**Stated task:**
Quote each line of the material verbatim, without the pictures.

* Begin Extracted entries *

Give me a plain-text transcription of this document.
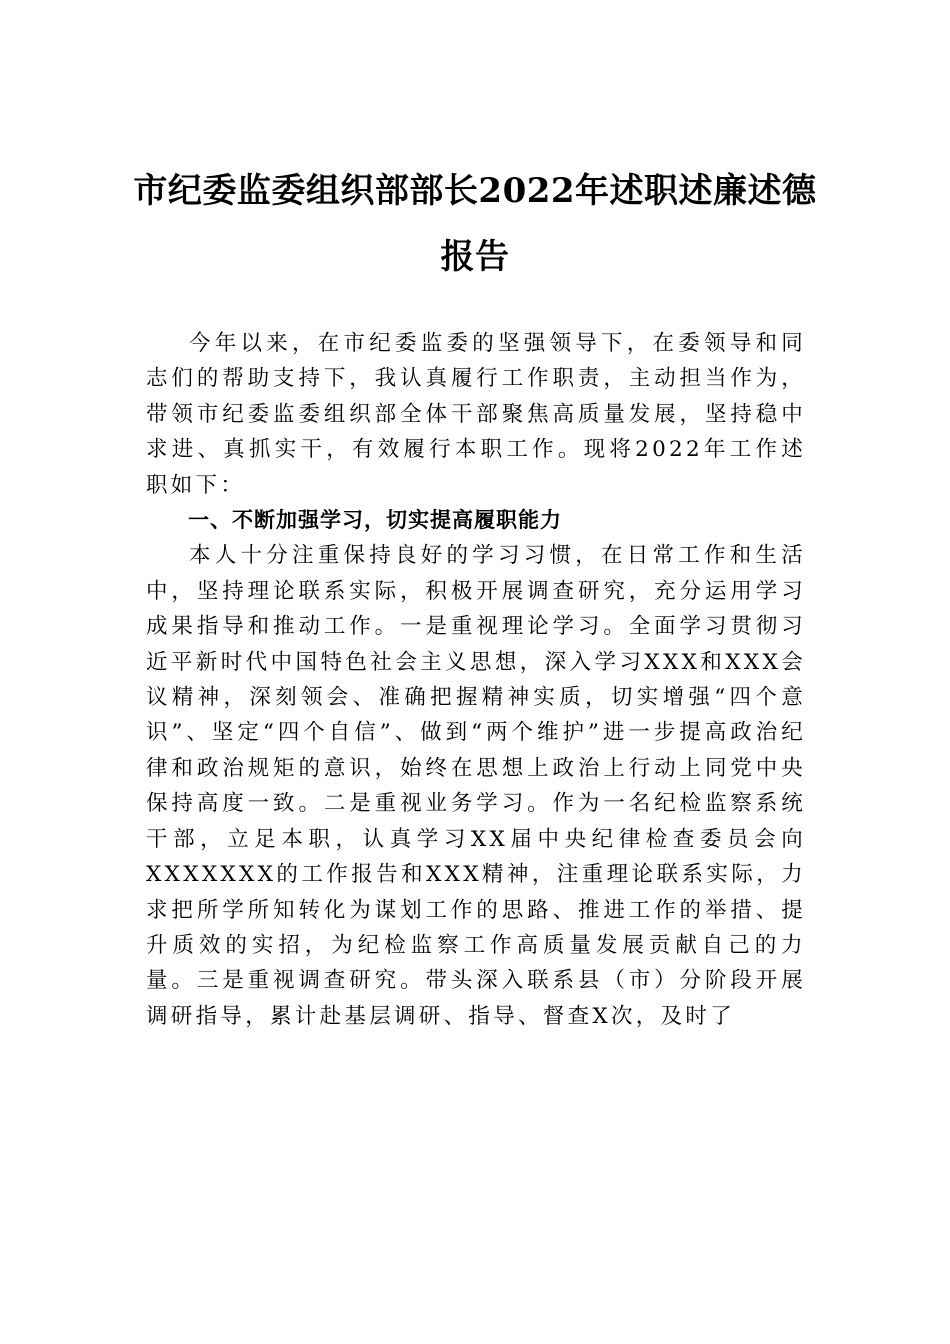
市纪委监委组织部部长2022年述职述廉述德报告

今年以来，在市纪委监委的坚强领导下，在委领导和同志们的帮助支持下，我认真履行工作职责，主动担当作为，带领市纪委监委组织部全体干部聚焦高质量发展，坚持稳中求进、真抓实干，有效履行本职工作。现将2022年工作述职如下：

一、不断加强学习，切实提高履职能力

本人十分注重保持良好的学习习惯，在日常工作和生活中，坚持理论联系实际，积极开展调查研究，充分运用学习成果指导和推动工作。一是重视理论学习。全面学习贯彻习近平新时代中国特色社会主义思想，深入学习XXX和XXX会议精神，深刻领会、准确把握精神实质，切实增强“四个意识”、坚定“四个自信”、做到“两个维护”进一步提高政治纪律和政治规矩的意识，始终在思想上政治上行动上同党中央保持高度一致。二是重视业务学习。作为一名纪检监察系统干部，立足本职，认真学习XX届中央纪律检查委员会向XXXXXXX的工作报告和XXX精神，注重理论联系实际，力求把所学所知转化为谋划工作的思路、推进工作的举措、提升质效的实招，为纪检监察工作高质量发展贡献自己的力量。三是重视调查研究。带头深入联系县（市）分阶段开展调研指导，累计赴基层调研、指导、督查X次，及时了
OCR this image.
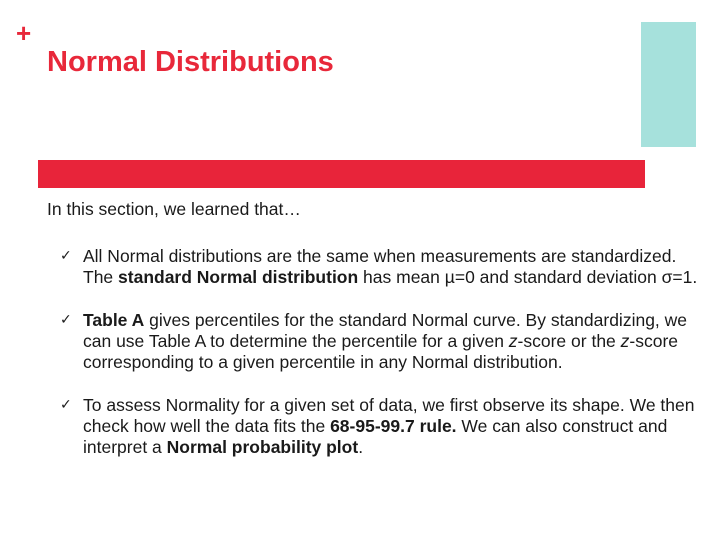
+
Normal Distributions

In this section, we learned that…

✓ All Normal distributions are the same when measurements are standardized. The standard Normal distribution has mean µ=0 and standard deviation σ=1.
✓ Table A gives percentiles for the standard Normal curve. By standardizing, we can use Table A to determine the percentile for a given z-score or the z-score corresponding to a given percentile in any Normal distribution.
✓ To assess Normality for a given set of data, we first observe its shape. We then check how well the data fits the 68-95-99.7 rule. We can also construct and interpret a Normal probability plot.
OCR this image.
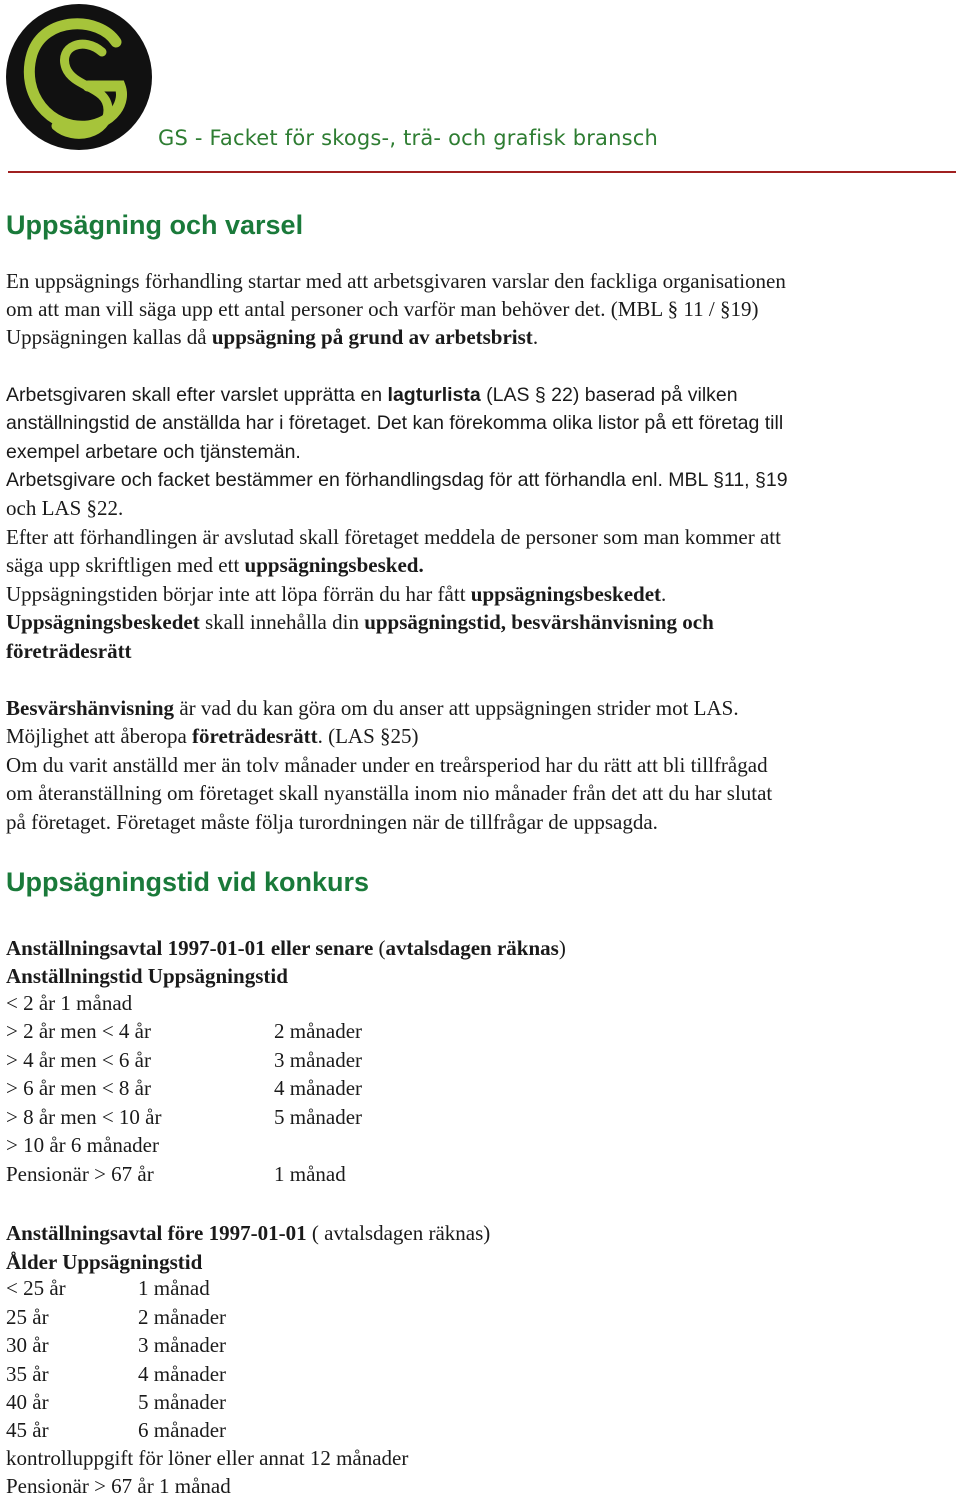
GS - Facket för skogs-, trä- och grafisk bransch
Uppsägning och varsel
En uppsägnings förhandling startar med att arbetsgivaren varslar den fackliga organisationen
om att man vill säga upp ett antal personer och varför man behöver det. (MBL § 11 / §19)
Uppsägningen kallas då uppsägning på grund av arbetsbrist.
Arbetsgivaren skall efter varslet upprätta en lagturlista (LAS § 22) baserad på vilken
anställningstid de anställda har i företaget. Det kan förekomma olika listor på ett företag till
exempel arbetare och tjänstemän.
Arbetsgivare och facket bestämmer en förhandlingsdag för att förhandla enl. MBL §11, §19
och LAS §22.
Efter att förhandlingen är avslutad skall företaget meddela de personer som man kommer att
säga upp skriftligen med ett uppsägningsbesked.
Uppsägningstiden börjar inte att löpa förrän du har fått uppsägningsbeskedet.
Uppsägningsbeskedet skall innehålla din uppsägningstid, besvärshänvisning och
företrädesrätt
Besvärshänvisning är vad du kan göra om du anser att uppsägningen strider mot LAS.
Möjlighet att åberopa företrädesrätt. (LAS §25)
Om du varit anställd mer än tolv månader under en treårsperiod har du rätt att bli tillfrågad
om återanställning om företaget skall nyanställa inom nio månader från det att du har slutat
på företaget. Företaget måste följa turordningen när de tillfrågar de uppsagda.
Uppsägningstid vid konkurs
Anställningsavtal 1997-01-01 eller senare (avtalsdagen räknas)
Anställningstid Uppsägningstid
< 2 år 1 månad
> 2 år men < 4 år	2 månader
> 4 år men < 6 år	3 månader
> 6 år men < 8 år	4 månader
> 8 år men < 10 år	5 månader
> 10 år 6 månader
Pensionär > 67 år	1 månad
Anställningsavtal före 1997-01-01 ( avtalsdagen räknas)
Ålder Uppsägningstid
< 25 år	1 månad
25 år	2 månader
30 år	3 månader
35 år	4 månader
40 år	5 månader
45 år	6 månader
kontrolluppgift för löner eller annat 12 månader
Pensionär > 67 år 1 månad
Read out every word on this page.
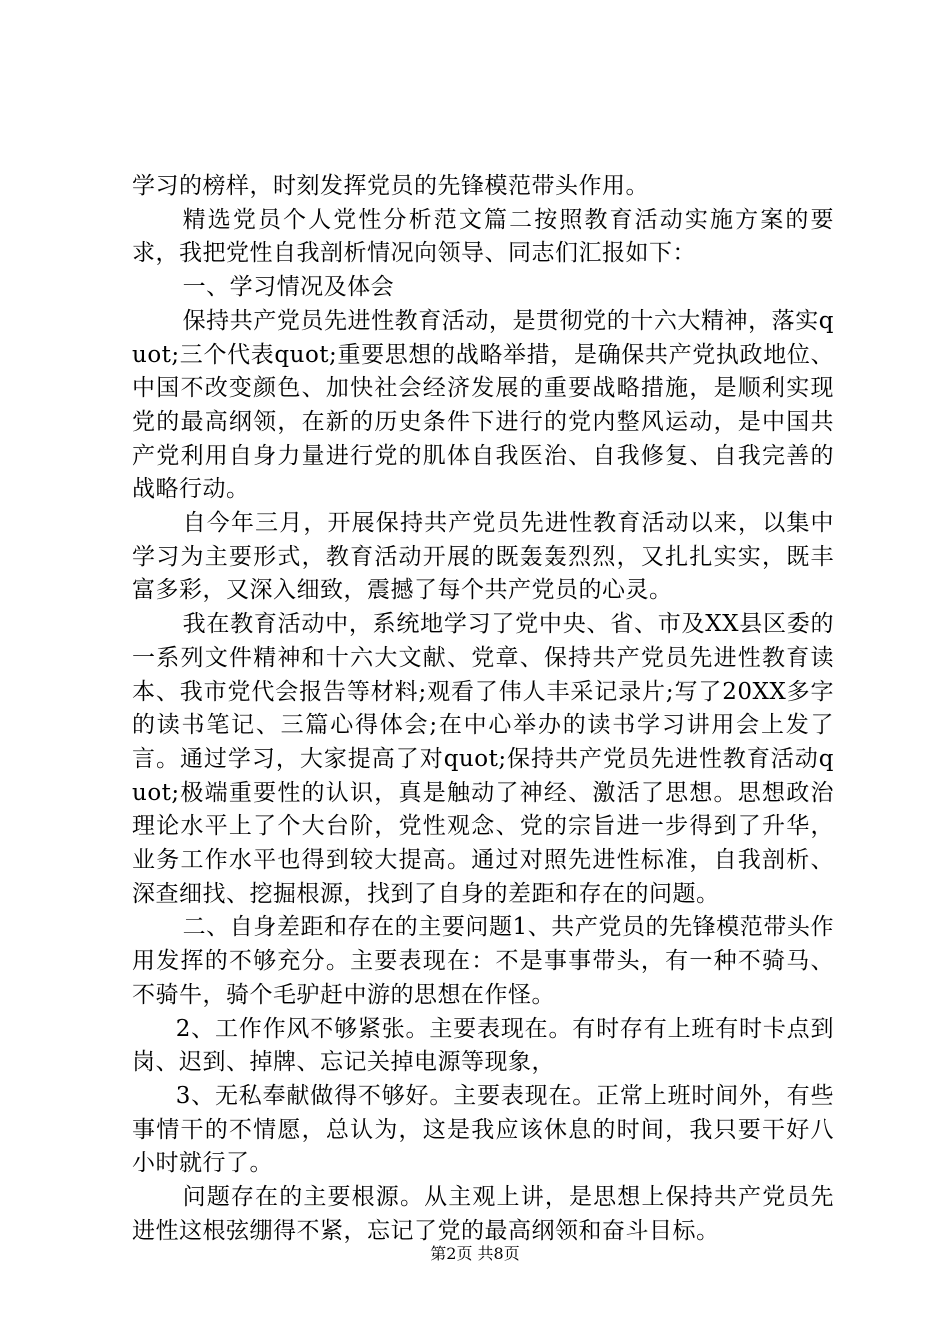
学习的榜样，时刻发挥党员的先锋模范带头作用。

精选党员个人党性分析范文篇二按照教育活动实施方案的要求，我把党性自我剖析情况向领导、同志们汇报如下：

一、学习情况及体会

保持共产党员先进性教育活动，是贯彻党的十六大精神，落实quot;三个代表quot;重要思想的战略举措，是确保共产党执政地位、中国不改变颜色、加快社会经济发展的重要战略措施，是顺利实现党的最高纲领，在新的历史条件下进行的党内整风运动，是中国共产党利用自身力量进行党的肌体自我医治、自我修复、自我完善的战略行动。

自今年三月，开展保持共产党员先进性教育活动以来，以集中学习为主要形式，教育活动开展的既轰轰烈烈，又扎扎实实，既丰富多彩，又深入细致，震撼了每个共产党员的心灵。

我在教育活动中，系统地学习了党中央、省、市及XX县区委的一系列文件精神和十六大文献、党章、保持共产党员先进性教育读本、我市党代会报告等材料;观看了伟人丰采记录片;写了20XX多字的读书笔记、三篇心得体会;在中心举办的读书学习讲用会上发了言。通过学习，大家提高了对quot;保持共产党员先进性教育活动quot;极端重要性的认识，真是触动了神经、激活了思想。思想政治理论水平上了个大台阶，党性观念、党的宗旨进一步得到了升华，业务工作水平也得到较大提高。通过对照先进性标准，自我剖析、深查细找、挖掘根源，找到了自身的差距和存在的问题。

二、自身差距和存在的主要问题1、共产党员的先锋模范带头作用发挥的不够充分。主要表现在：不是事事带头，有一种不骑马、不骑牛，骑个毛驴赶中游的思想在作怪。

2、工作作风不够紧张。主要表现在。有时存有上班有时卡点到岗、迟到、掉牌、忘记关掉电源等现象，

3、无私奉献做得不够好。主要表现在。正常上班时间外，有些事情干的不情愿，总认为，这是我应该休息的时间，我只要干好八小时就行了。

问题存在的主要根源。从主观上讲，是思想上保持共产党员先进性这根弦绷得不紧，忘记了党的最高纲领和奋斗目标。

第2页 共8页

* End Extracted entries *

**Right answer:**
Give me a plain-text transcription of this document.
市纪委监委组织部部长2022年述职述廉述德报告

今年以来，在市纪委监委的坚强领导下，在委领导和同志们的帮助支持下，我认真履行工作职责，主动担当作为，带领市纪委监委组织部全体干部聚焦高质量发展，坚持稳中求进、真抓实干，有效履行本职工作。现将2022年工作述职如下：

一、不断加强学习，切实提高履职能力

本人十分注重保持良好的学习习惯，在日常工作和生活中，坚持理论联系实际，积极开展调查研究，充分运用学习成果指导和推动工作。一是重视理论学习。全面学习贯彻习近平新时代中国特色社会主义思想，深入学习XXX和XXX会议精神，深刻领会、准确把握精神实质，切实增强“四个意识”、坚定“四个自信”、做到“两个维护”进一步提高政治纪律和政治规矩的意识，始终在思想上政治上行动上同党中央保持高度一致。二是重视业务学习。作为一名纪检监察系统干部，立足本职，认真学习XX届中央纪律检查委员会向XXXXXXX的工作报告和XXX精神，注重理论联系实际，力求把所学所知转化为谋划工作的思路、推进工作的举措、提升质效的实招，为纪检监察工作高质量发展贡献自己的力量。三是重视调查研究。带头深入联系县（市）分阶段开展调研指导，累计赴基层调研、指导、督查X次，及时了
OCR this image.
+
Normal Distributions

In this section, we learned that…

✓ All Normal distributions are the same when measurements are standardized. The standard Normal distribution has mean µ=0 and standard deviation σ=1.
✓ Table A gives percentiles for the standard Normal curve. By standardizing, we can use Table A to determine the percentile for a given z-score or the z-score corresponding to a given percentile in any Normal distribution.
✓ To assess Normality for a given set of data, we first observe its shape. We then check how well the data fits the 68-95-99.7 rule. We can also construct and interpret a Normal probability plot.
OCR this image.
GS - Facket för skogs-, trä- och grafisk bransch
Uppsägning och varsel
En uppsägnings förhandling startar med att arbetsgivaren varslar den fackliga organisationen
om att man vill säga upp ett antal personer och varför man behöver det. (MBL § 11 / §19)
Uppsägningen kallas då uppsägning på grund av arbetsbrist.
Arbetsgivaren skall efter varslet upprätta en lagturlista (LAS § 22) baserad på vilken
anställningstid de anställda har i företaget. Det kan förekomma olika listor på ett företag till
exempel arbetare och tjänstemän.
Arbetsgivare och facket bestämmer en förhandlingsdag för att förhandla enl. MBL §11, §19
och LAS §22.
Efter att förhandlingen är avslutad skall företaget meddela de personer som man kommer att
säga upp skriftligen med ett uppsägningsbesked.
Uppsägningstiden börjar inte att löpa förrän du har fått uppsägningsbeskedet.
Uppsägningsbeskedet skall innehålla din uppsägningstid, besvärshänvisning och
företrädesrätt
Besvärshänvisning är vad du kan göra om du anser att uppsägningen strider mot LAS.
Möjlighet att åberopa företrädesrätt. (LAS §25)
Om du varit anställd mer än tolv månader under en treårsperiod har du rätt att bli tillfrågad
om återanställning om företaget skall nyanställa inom nio månader från det att du har slutat
på företaget. Företaget måste följa turordningen när de tillfrågar de uppsagda.
Uppsägningstid vid konkurs
Anställningsavtal 1997-01-01 eller senare (avtalsdagen räknas)
Anställningstid Uppsägningstid
< 2 år 1 månad
> 2 år men < 4 år	2 månader
> 4 år men < 6 år	3 månader
> 6 år men < 8 år	4 månader
> 8 år men < 10 år	5 månader
> 10 år 6 månader
Pensionär > 67 år	1 månad
Anställningsavtal före 1997-01-01 ( avtalsdagen räknas)
Ålder Uppsägningstid
< 25 år	1 månad
25 år	2 månader
30 år	3 månader
35 år	4 månader
40 år	5 månader
45 år	6 månader
kontrolluppgift för löner eller annat 12 månader
Pensionär > 67 år 1 månad
Read out every word on this page.
学习的榜样，时刻发挥党员的先锋模范带头作用。

精选党员个人党性分析范文篇二按照教育活动实施方案的要求，我把党性自我剖析情况向领导、同志们汇报如下：

一、学习情况及体会

保持共产党员先进性教育活动，是贯彻党的十六大精神，落实quot;三个代表quot;重要思想的战略举措，是确保共产党执政地位、中国不改变颜色、加快社会经济发展的重要战略措施，是顺利实现党的最高纲领，在新的历史条件下进行的党内整风运动，是中国共产党利用自身力量进行党的肌体自我医治、自我修复、自我完善的战略行动。

自今年三月，开展保持共产党员先进性教育活动以来，以集中学习为主要形式，教育活动开展的既轰轰烈烈，又扎扎实实，既丰富多彩，又深入细致，震撼了每个共产党员的心灵。

我在教育活动中，系统地学习了党中央、省、市及XX县区委的一系列文件精神和十六大文献、党章、保持共产党员先进性教育读本、我市党代会报告等材料;观看了伟人丰采记录片;写了20XX多字的读书笔记、三篇心得体会;在中心举办的读书学习讲用会上发了言。通过学习，大家提高了对quot;保持共产党员先进性教育活动quot;极端重要性的认识，真是触动了神经、激活了思想。思想政治理论水平上了个大台阶，党性观念、党的宗旨进一步得到了升华，业务工作水平也得到较大提高。通过对照先进性标准，自我剖析、深查细找、挖掘根源，找到了自身的差距和存在的问题。

二、自身差距和存在的主要问题1、共产党员的先锋模范带头作用发挥的不够充分。主要表现在：不是事事带头，有一种不骑马、不骑牛，骑个毛驴赶中游的思想在作怪。

2、工作作风不够紧张。主要表现在。有时存有上班有时卡点到岗、迟到、掉牌、忘记关掉电源等现象，

3、无私奉献做得不够好。主要表现在。正常上班时间外，有些事情干的不情愿，总认为，这是我应该休息的时间，我只要干好八小时就行了。

问题存在的主要根源。从主观上讲，是思想上保持共产党员先进性这根弦绷得不紧，忘记了党的最高纲领和奋斗目标。

第2页 共8页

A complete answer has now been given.